- PROBLEM TO SOLVE -
Copy each line below in which the string "Packing" occurs.

---+---

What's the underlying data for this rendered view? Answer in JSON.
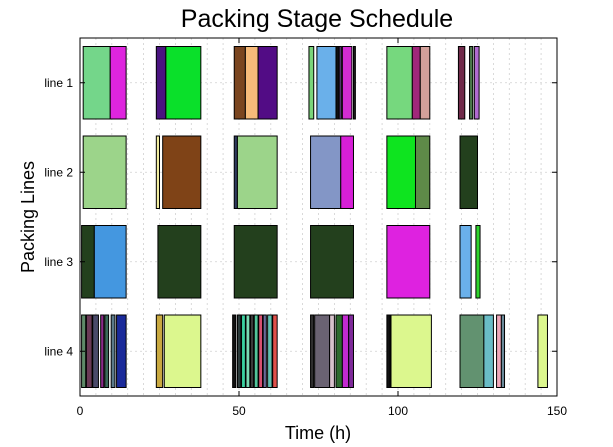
{
  "chart_data": {
    "type": "gantt",
    "title": "Packing Stage Schedule",
    "xlabel": "Time (h)",
    "ylabel": "Packing Lines",
    "xlim": [
      0,
      150
    ],
    "xticks": [
      0,
      50,
      100,
      150
    ],
    "grid": true,
    "lines": [
      "line 1",
      "line 2",
      "line 3",
      "line 4"
    ],
    "tasks": {
      "line 1": [
        {
          "start": 1,
          "end": 9.5,
          "color": "#74d68a"
        },
        {
          "start": 9.5,
          "end": 14.5,
          "color": "#de25de"
        },
        {
          "start": 24,
          "end": 27,
          "color": "#4a1580"
        },
        {
          "start": 27,
          "end": 38,
          "color": "#0ae02a"
        },
        {
          "start": 48.5,
          "end": 52,
          "color": "#7a451f"
        },
        {
          "start": 52,
          "end": 56,
          "color": "#f6bb7a"
        },
        {
          "start": 56,
          "end": 62,
          "color": "#520c85"
        },
        {
          "start": 72,
          "end": 73.5,
          "color": "#7ad47a"
        },
        {
          "start": 74.5,
          "end": 80.5,
          "color": "#6ab0ea"
        },
        {
          "start": 80.5,
          "end": 81.5,
          "color": "#111111"
        },
        {
          "start": 81.5,
          "end": 82.2,
          "color": "#5a3a7a"
        },
        {
          "start": 82.5,
          "end": 85.5,
          "color": "#d22cd2"
        },
        {
          "start": 86,
          "end": 86.6,
          "color": "#1e1e1e"
        },
        {
          "start": 96.5,
          "end": 104.5,
          "color": "#76d87e"
        },
        {
          "start": 104.5,
          "end": 107,
          "color": "#a0287a"
        },
        {
          "start": 107,
          "end": 110,
          "color": "#d3a09a"
        },
        {
          "start": 119,
          "end": 121,
          "color": "#702a4a"
        },
        {
          "start": 122.5,
          "end": 123.5,
          "color": "#4c7a4c"
        },
        {
          "start": 124,
          "end": 125.5,
          "color": "#b06ad0"
        }
      ],
      "line 2": [
        {
          "start": 1,
          "end": 14.5,
          "color": "#9cd48a"
        },
        {
          "start": 24,
          "end": 25,
          "color": "#f1eda0"
        },
        {
          "start": 26,
          "end": 38,
          "color": "#7f4317"
        },
        {
          "start": 48.5,
          "end": 49.5,
          "color": "#2f3a5f"
        },
        {
          "start": 49.5,
          "end": 62,
          "color": "#9cd48a"
        },
        {
          "start": 72.5,
          "end": 82,
          "color": "#8396c6"
        },
        {
          "start": 82,
          "end": 86,
          "color": "#d71fd7"
        },
        {
          "start": 96.5,
          "end": 105.5,
          "color": "#0ee41f"
        },
        {
          "start": 105.5,
          "end": 110,
          "color": "#5e8a48"
        },
        {
          "start": 119.5,
          "end": 125,
          "color": "#23401d"
        }
      ],
      "line 3": [
        {
          "start": 0.5,
          "end": 4.5,
          "color": "#23401d"
        },
        {
          "start": 4.5,
          "end": 14.5,
          "color": "#4497e0"
        },
        {
          "start": 24.5,
          "end": 38,
          "color": "#23401d"
        },
        {
          "start": 48.5,
          "end": 62,
          "color": "#23401d"
        },
        {
          "start": 72.5,
          "end": 86,
          "color": "#23401d"
        },
        {
          "start": 96.5,
          "end": 110,
          "color": "#de22e0"
        },
        {
          "start": 119.5,
          "end": 123,
          "color": "#6ab0ea"
        },
        {
          "start": 124.5,
          "end": 125.8,
          "color": "#2ed32e"
        }
      ],
      "line 4": [
        {
          "start": 0.5,
          "end": 1.8,
          "color": "#5e8a68"
        },
        {
          "start": 2,
          "end": 3.8,
          "color": "#6a3a56"
        },
        {
          "start": 4,
          "end": 5.8,
          "color": "#4a4a6a"
        },
        {
          "start": 6.5,
          "end": 7.5,
          "color": "#8a2a8a"
        },
        {
          "start": 7.8,
          "end": 9,
          "color": "#3a6a5a"
        },
        {
          "start": 9.8,
          "end": 11,
          "color": "#5a7a8a"
        },
        {
          "start": 11.5,
          "end": 14.5,
          "color": "#1a2a9a"
        },
        {
          "start": 24,
          "end": 26,
          "color": "#c9a940"
        },
        {
          "start": 26.5,
          "end": 38,
          "color": "#dcf78e"
        },
        {
          "start": 48,
          "end": 49,
          "color": "#111111"
        },
        {
          "start": 49.5,
          "end": 50.6,
          "color": "#2a3a3a"
        },
        {
          "start": 50.8,
          "end": 52,
          "color": "#3ad2a0"
        },
        {
          "start": 52.2,
          "end": 53.4,
          "color": "#7adab4"
        },
        {
          "start": 53.6,
          "end": 54.6,
          "color": "#3a3a3a"
        },
        {
          "start": 54.8,
          "end": 56,
          "color": "#52c49a"
        },
        {
          "start": 56.2,
          "end": 57.4,
          "color": "#d85070"
        },
        {
          "start": 57.6,
          "end": 58.6,
          "color": "#6a6a9a"
        },
        {
          "start": 59,
          "end": 60.4,
          "color": "#60c0b0"
        },
        {
          "start": 60.6,
          "end": 62,
          "color": "#e0504a"
        },
        {
          "start": 72.5,
          "end": 73.5,
          "color": "#2e2e2e"
        },
        {
          "start": 73.8,
          "end": 78.5,
          "color": "#6a6272"
        },
        {
          "start": 78.5,
          "end": 80,
          "color": "#d8c2cc"
        },
        {
          "start": 80.5,
          "end": 82.5,
          "color": "#2e6a2e"
        },
        {
          "start": 82.5,
          "end": 84.5,
          "color": "#c22ad0"
        },
        {
          "start": 84.5,
          "end": 86,
          "color": "#7e2a9a"
        },
        {
          "start": 96.5,
          "end": 97.5,
          "color": "#111111"
        },
        {
          "start": 97.8,
          "end": 110.5,
          "color": "#dcf78e"
        },
        {
          "start": 119.5,
          "end": 127,
          "color": "#629270"
        },
        {
          "start": 127,
          "end": 130,
          "color": "#6abcc6"
        },
        {
          "start": 131,
          "end": 132.5,
          "color": "#f0a8ba"
        },
        {
          "start": 132.5,
          "end": 133.5,
          "color": "#6a8a9a"
        },
        {
          "start": 144,
          "end": 147,
          "color": "#dcf78e"
        }
      ]
    }
  }
}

---+---

- COMPLETED EXERCISE -
    "title": "Packing Stage Schedule",
    "ylabel": "Packing Lines",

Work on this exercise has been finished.